* Requirements
Transcribe everything in the data word for word. Pictures are left out.

· · · ·

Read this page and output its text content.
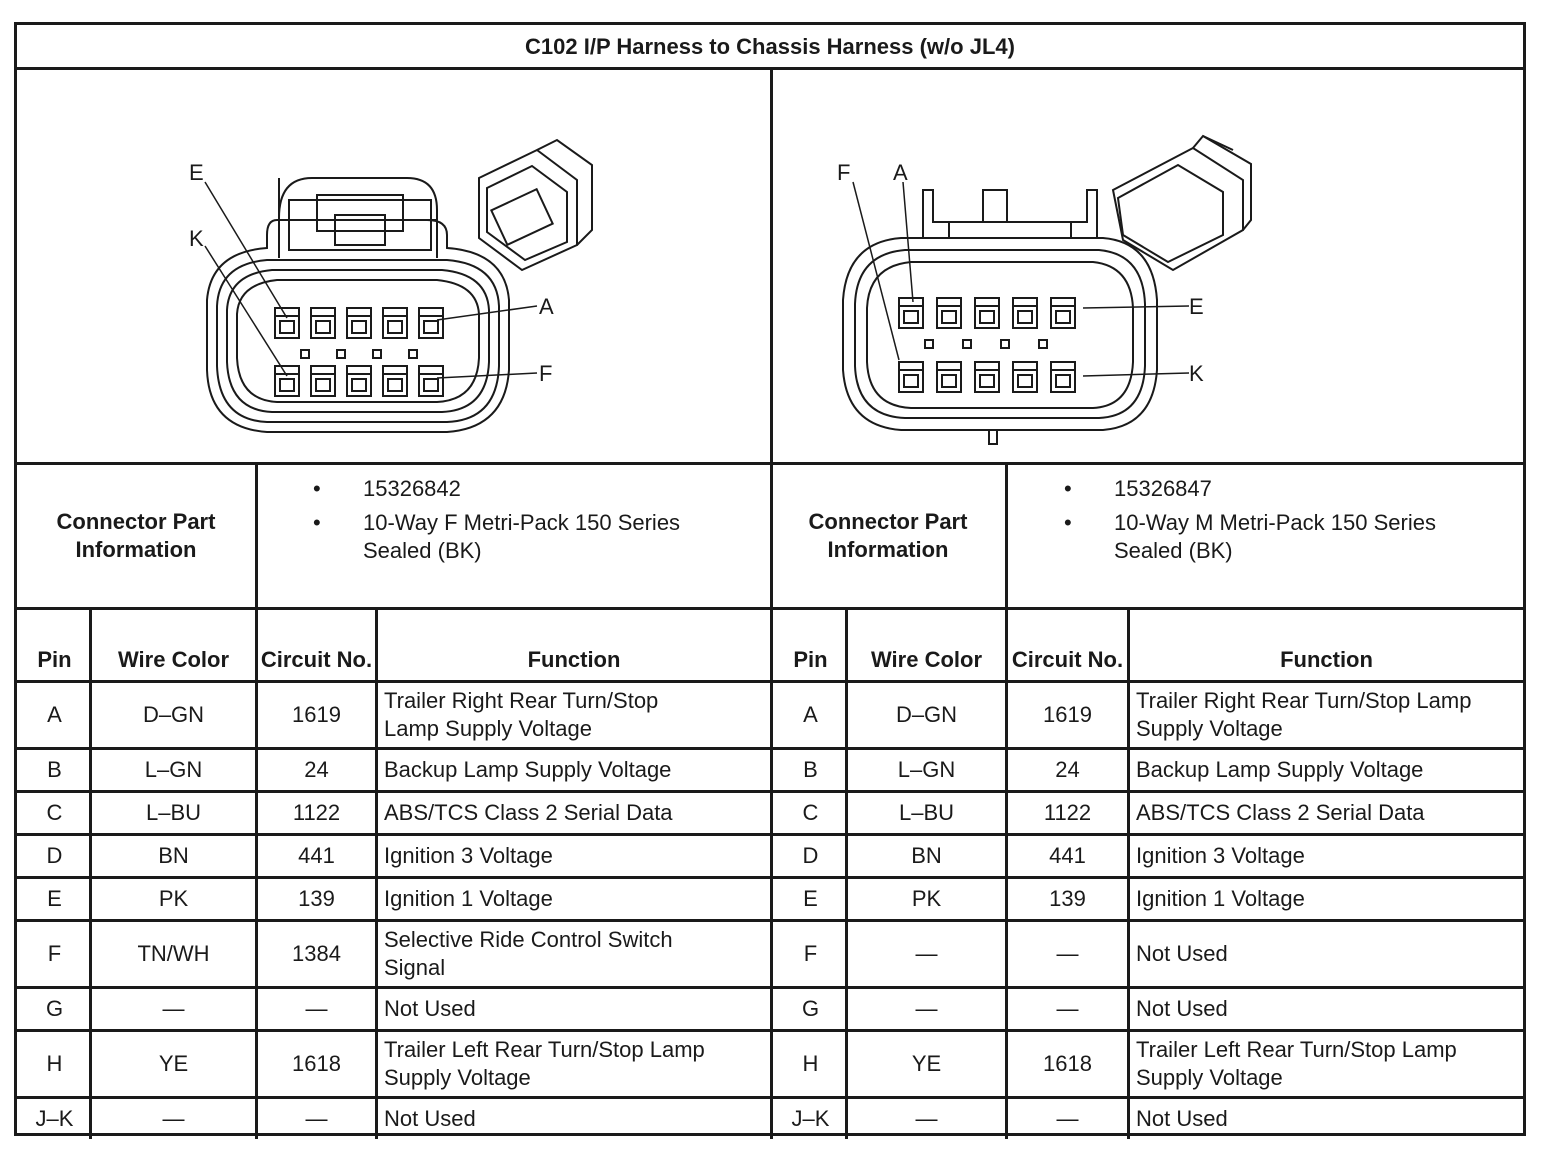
C102 I/P Harness to Chassis Harness (w/o JL4)
E
K
A
F
F A
E
K
Connector Part Information
• 15326842
• 10-Way F Metri-Pack 150 Series
Sealed (BK)
Connector Part Information
• 15326847
• 10-Way M Metri-Pack 150 Series
Sealed (BK)
Pin	Wire Color	Circuit No.	Function
A	D–GN	1619
Trailer Right Rear Turn/Stop
Lamp Supply Voltage
B	L–GN	24	Backup Lamp Supply Voltage
C	L–BU	1122	ABS/TCS Class 2 Serial Data
D	BN	441	Ignition 3 Voltage
E	PK	139	Ignition 1 Voltage
F	TN/WH	1384
Selective Ride Control Switch
Signal
G	—	—	Not Used
H	YE	1618
Trailer Left Rear Turn/Stop Lamp
Supply Voltage
J–K	—	—	Not Used
Pin	Wire Color	Circuit No.	Function
A	D–GN	1619
Trailer Right Rear Turn/Stop Lamp
Supply Voltage
B	L–GN	24	Backup Lamp Supply Voltage
C	L–BU	1122	ABS/TCS Class 2 Serial Data
D	BN	441	Ignition 3 Voltage
E	PK	139	Ignition 1 Voltage
F	—	—	Not Used
G	—	—	Not Used
H	YE	1618
Trailer Left Rear Turn/Stop Lamp
Supply Voltage
J–K	—	—	Not Used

· · · ·

* Solution
Read this page and output its text content.
C102 I/P Harness to Chassis Harness (w/o JL4)
E
K
A
F
F A
E
K
Connector Part Information
• 15326842
• 10-Way F Metri-Pack 150 Series
Sealed (BK)
Connector Part Information
• 15326847
• 10-Way M Metri-Pack 150 Series
Sealed (BK)
Pin	Wire Color	Circuit No.	Function
A	D–GN	1619
Trailer Right Rear Turn/Stop
Lamp Supply Voltage
B	L–GN	24	Backup Lamp Supply Voltage
C	L–BU	1122	ABS/TCS Class 2 Serial Data
D	BN	441	Ignition 3 Voltage
E	PK	139	Ignition 1 Voltage
F	TN/WH	1384
Selective Ride Control Switch
Signal
G	—	—	Not Used
H	YE	1618
Trailer Left Rear Turn/Stop Lamp
Supply Voltage
J–K	—	—	Not Used
Pin	Wire Color	Circuit No.	Function
A	D–GN	1619
Trailer Right Rear Turn/Stop Lamp
Supply Voltage
B	L–GN	24	Backup Lamp Supply Voltage
C	L–BU	1122	ABS/TCS Class 2 Serial Data
D	BN	441	Ignition 3 Voltage
E	PK	139	Ignition 1 Voltage
F	—	—	Not Used
G	—	—	Not Used
H	YE	1618
Trailer Left Rear Turn/Stop Lamp
Supply Voltage
J–K	—	—	Not Used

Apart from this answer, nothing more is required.